_AIM OF THE EXERCISE_: Take the line containing "Extract all readable text from this page." and every line after it in the data below, and print them exactly as given, with nothing else.

_EXERCISE MATERIALS_:
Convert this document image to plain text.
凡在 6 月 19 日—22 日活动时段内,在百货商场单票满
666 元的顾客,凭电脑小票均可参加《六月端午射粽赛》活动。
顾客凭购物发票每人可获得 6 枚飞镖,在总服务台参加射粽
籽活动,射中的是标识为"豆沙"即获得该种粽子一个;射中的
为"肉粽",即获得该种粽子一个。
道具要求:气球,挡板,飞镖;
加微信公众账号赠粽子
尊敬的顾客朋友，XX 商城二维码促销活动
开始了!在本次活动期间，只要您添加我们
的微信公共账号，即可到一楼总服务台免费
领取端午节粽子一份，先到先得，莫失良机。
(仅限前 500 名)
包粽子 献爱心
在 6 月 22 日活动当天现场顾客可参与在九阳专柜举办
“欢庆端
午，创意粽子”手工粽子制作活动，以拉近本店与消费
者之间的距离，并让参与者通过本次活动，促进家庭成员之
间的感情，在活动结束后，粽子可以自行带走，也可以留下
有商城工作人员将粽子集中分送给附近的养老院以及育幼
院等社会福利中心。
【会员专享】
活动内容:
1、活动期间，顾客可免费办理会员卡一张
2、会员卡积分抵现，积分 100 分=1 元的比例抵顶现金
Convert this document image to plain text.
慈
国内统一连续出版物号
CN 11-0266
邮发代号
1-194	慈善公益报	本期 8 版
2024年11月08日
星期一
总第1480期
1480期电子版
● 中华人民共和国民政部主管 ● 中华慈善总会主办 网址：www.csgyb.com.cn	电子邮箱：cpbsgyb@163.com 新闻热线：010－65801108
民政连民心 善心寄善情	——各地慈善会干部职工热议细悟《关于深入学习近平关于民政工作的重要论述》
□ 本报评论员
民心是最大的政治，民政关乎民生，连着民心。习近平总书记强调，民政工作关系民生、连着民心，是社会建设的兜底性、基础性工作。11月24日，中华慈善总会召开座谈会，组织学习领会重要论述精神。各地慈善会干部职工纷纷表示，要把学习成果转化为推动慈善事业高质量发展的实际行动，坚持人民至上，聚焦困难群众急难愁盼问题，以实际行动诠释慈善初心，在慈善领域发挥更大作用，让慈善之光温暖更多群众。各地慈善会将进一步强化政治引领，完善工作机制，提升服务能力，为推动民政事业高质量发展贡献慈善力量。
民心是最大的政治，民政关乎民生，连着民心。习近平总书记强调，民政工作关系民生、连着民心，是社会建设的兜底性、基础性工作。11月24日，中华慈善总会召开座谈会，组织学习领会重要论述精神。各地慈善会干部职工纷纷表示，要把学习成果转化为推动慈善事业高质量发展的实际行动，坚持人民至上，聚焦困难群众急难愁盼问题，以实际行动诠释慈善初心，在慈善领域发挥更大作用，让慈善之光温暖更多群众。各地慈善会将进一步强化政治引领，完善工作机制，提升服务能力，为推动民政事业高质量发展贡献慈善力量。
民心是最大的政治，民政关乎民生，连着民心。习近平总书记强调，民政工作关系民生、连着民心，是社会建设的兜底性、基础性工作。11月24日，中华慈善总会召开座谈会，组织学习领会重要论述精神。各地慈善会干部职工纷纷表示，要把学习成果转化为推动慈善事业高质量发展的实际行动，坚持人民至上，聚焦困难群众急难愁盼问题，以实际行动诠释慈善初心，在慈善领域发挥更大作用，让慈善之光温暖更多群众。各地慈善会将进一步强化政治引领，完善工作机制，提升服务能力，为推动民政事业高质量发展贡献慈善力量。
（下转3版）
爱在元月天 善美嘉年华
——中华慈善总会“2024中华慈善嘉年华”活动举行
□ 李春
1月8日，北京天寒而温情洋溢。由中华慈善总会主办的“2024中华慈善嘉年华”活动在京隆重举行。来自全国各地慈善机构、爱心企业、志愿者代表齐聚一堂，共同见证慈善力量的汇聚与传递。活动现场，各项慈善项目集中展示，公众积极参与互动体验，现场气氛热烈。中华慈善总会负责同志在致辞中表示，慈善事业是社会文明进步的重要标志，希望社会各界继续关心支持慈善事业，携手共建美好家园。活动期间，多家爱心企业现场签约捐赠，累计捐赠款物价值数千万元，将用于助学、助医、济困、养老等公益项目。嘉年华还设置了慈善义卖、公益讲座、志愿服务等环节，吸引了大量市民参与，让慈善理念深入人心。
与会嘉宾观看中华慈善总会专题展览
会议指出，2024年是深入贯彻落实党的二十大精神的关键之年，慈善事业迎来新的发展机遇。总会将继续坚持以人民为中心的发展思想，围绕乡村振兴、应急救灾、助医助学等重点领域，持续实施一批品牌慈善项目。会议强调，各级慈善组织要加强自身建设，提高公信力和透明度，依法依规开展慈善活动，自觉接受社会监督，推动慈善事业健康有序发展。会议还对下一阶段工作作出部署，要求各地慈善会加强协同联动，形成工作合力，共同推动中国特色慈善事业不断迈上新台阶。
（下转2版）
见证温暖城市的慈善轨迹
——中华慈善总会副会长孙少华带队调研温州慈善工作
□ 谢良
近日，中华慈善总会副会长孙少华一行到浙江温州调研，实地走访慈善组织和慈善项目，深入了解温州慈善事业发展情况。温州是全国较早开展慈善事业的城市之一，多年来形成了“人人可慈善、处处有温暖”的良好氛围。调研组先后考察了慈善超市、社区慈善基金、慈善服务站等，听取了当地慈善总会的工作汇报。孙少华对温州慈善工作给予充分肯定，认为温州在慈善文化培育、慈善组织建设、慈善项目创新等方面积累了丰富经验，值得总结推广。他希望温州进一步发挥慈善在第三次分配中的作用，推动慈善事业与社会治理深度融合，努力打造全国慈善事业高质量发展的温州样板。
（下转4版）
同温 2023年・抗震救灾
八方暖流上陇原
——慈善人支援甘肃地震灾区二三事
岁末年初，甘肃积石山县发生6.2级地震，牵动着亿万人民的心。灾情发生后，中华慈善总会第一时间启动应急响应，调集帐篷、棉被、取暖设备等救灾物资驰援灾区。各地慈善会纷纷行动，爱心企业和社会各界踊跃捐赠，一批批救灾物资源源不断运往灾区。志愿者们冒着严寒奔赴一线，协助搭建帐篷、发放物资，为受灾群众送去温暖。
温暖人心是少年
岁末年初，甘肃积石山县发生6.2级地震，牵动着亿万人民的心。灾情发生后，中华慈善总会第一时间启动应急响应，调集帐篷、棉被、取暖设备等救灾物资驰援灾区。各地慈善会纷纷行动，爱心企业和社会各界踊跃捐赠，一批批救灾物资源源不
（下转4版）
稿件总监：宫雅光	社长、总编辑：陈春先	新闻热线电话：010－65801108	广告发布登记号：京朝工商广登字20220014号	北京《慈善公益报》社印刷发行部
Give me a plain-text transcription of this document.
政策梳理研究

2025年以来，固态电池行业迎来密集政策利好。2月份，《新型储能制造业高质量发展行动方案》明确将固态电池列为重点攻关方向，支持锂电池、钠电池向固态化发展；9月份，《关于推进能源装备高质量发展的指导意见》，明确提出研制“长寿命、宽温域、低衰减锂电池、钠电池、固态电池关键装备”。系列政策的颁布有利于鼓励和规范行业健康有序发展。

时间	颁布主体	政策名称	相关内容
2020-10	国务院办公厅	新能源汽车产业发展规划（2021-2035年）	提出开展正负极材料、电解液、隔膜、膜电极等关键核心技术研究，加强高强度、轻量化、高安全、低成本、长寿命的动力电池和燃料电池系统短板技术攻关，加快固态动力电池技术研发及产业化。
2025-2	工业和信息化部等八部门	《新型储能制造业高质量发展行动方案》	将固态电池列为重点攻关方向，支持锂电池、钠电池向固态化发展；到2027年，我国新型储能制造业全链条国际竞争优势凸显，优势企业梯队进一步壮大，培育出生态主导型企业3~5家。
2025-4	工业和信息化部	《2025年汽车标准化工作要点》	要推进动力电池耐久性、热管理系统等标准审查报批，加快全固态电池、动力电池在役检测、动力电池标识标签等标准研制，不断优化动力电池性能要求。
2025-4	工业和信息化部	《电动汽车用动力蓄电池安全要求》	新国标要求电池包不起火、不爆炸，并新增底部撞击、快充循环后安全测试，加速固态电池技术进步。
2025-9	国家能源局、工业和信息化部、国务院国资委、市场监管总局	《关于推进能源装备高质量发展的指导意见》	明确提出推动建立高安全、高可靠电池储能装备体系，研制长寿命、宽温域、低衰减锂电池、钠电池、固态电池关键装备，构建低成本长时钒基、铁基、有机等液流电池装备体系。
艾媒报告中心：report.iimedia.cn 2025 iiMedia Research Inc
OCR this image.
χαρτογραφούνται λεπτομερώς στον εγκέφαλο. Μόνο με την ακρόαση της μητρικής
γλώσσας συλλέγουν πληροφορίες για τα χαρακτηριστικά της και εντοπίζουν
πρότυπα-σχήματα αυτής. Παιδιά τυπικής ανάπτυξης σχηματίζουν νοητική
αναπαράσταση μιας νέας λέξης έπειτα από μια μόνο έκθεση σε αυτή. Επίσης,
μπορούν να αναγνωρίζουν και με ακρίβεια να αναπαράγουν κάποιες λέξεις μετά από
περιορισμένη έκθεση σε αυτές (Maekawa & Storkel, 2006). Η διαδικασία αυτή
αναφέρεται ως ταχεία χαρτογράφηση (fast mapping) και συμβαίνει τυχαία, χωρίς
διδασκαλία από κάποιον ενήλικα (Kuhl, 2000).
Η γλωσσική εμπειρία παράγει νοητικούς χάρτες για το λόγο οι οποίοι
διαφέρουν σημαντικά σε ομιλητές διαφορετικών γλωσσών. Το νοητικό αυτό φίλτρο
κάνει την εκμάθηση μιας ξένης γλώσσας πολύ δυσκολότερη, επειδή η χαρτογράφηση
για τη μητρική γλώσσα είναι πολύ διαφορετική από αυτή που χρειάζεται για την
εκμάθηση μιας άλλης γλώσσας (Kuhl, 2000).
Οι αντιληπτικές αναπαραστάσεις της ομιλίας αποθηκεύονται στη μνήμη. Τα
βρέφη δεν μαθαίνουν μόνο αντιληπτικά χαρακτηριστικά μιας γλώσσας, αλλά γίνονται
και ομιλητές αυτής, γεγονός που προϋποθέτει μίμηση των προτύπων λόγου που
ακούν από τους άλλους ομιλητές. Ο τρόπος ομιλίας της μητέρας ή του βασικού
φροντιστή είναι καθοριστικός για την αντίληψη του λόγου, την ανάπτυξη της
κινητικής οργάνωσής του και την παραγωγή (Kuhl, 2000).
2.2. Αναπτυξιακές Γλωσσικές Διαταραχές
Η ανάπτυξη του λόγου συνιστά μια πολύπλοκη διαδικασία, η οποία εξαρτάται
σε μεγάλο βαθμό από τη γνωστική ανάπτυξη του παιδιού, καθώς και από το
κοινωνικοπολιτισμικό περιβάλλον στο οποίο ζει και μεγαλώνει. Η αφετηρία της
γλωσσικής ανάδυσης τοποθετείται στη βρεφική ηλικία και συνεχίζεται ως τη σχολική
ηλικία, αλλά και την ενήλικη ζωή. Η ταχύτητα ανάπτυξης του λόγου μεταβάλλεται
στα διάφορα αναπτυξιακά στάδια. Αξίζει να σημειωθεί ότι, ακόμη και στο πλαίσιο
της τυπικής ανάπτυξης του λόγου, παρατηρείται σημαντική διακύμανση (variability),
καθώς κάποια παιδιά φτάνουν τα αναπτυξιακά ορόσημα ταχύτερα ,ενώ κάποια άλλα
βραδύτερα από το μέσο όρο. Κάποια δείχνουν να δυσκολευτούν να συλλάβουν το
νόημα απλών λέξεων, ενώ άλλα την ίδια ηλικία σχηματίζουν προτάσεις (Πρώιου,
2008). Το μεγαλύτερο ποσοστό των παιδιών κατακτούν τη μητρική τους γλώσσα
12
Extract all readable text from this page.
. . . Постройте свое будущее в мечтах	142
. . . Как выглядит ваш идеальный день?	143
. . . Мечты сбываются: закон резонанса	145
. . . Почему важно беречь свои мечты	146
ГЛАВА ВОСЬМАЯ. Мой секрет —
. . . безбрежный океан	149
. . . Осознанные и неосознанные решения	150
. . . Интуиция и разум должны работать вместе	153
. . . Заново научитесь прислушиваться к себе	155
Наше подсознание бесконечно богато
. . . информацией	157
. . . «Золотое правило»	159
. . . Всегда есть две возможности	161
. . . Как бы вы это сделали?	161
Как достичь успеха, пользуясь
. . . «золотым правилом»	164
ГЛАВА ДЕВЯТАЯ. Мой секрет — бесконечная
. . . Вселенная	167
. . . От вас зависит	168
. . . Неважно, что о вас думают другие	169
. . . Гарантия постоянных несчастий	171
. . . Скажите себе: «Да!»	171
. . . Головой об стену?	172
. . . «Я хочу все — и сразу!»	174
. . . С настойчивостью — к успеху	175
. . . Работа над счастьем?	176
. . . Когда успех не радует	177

_FULL ANSWER_:
Extract all readable text from this page.
. . . Постройте свое будущее в мечтах	142
. . . Как выглядит ваш идеальный день?	143
. . . Мечты сбываются: закон резонанса	145
. . . Почему важно беречь свои мечты	146
ГЛАВА ВОСЬМАЯ. Мой секрет —
. . . безбрежный океан	149
. . . Осознанные и неосознанные решения	150
. . . Интуиция и разум должны работать вместе	153
. . . Заново научитесь прислушиваться к себе	155
Наше подсознание бесконечно богато
. . . информацией	157
. . . «Золотое правило»	159
. . . Всегда есть две возможности	161
. . . Как бы вы это сделали?	161
Как достичь успеха, пользуясь
. . . «золотым правилом»	164
ГЛАВА ДЕВЯТАЯ. Мой секрет — бесконечная
. . . Вселенная	167
. . . От вас зависит	168
. . . Неважно, что о вас думают другие	169
. . . Гарантия постоянных несчастий	171
. . . Скажите себе: «Да!»	171
. . . Головой об стену?	172
. . . «Я хочу все — и сразу!»	174
. . . С настойчивостью — к успеху	175
. . . Работа над счастьем?	176
. . . Когда успех не радует	177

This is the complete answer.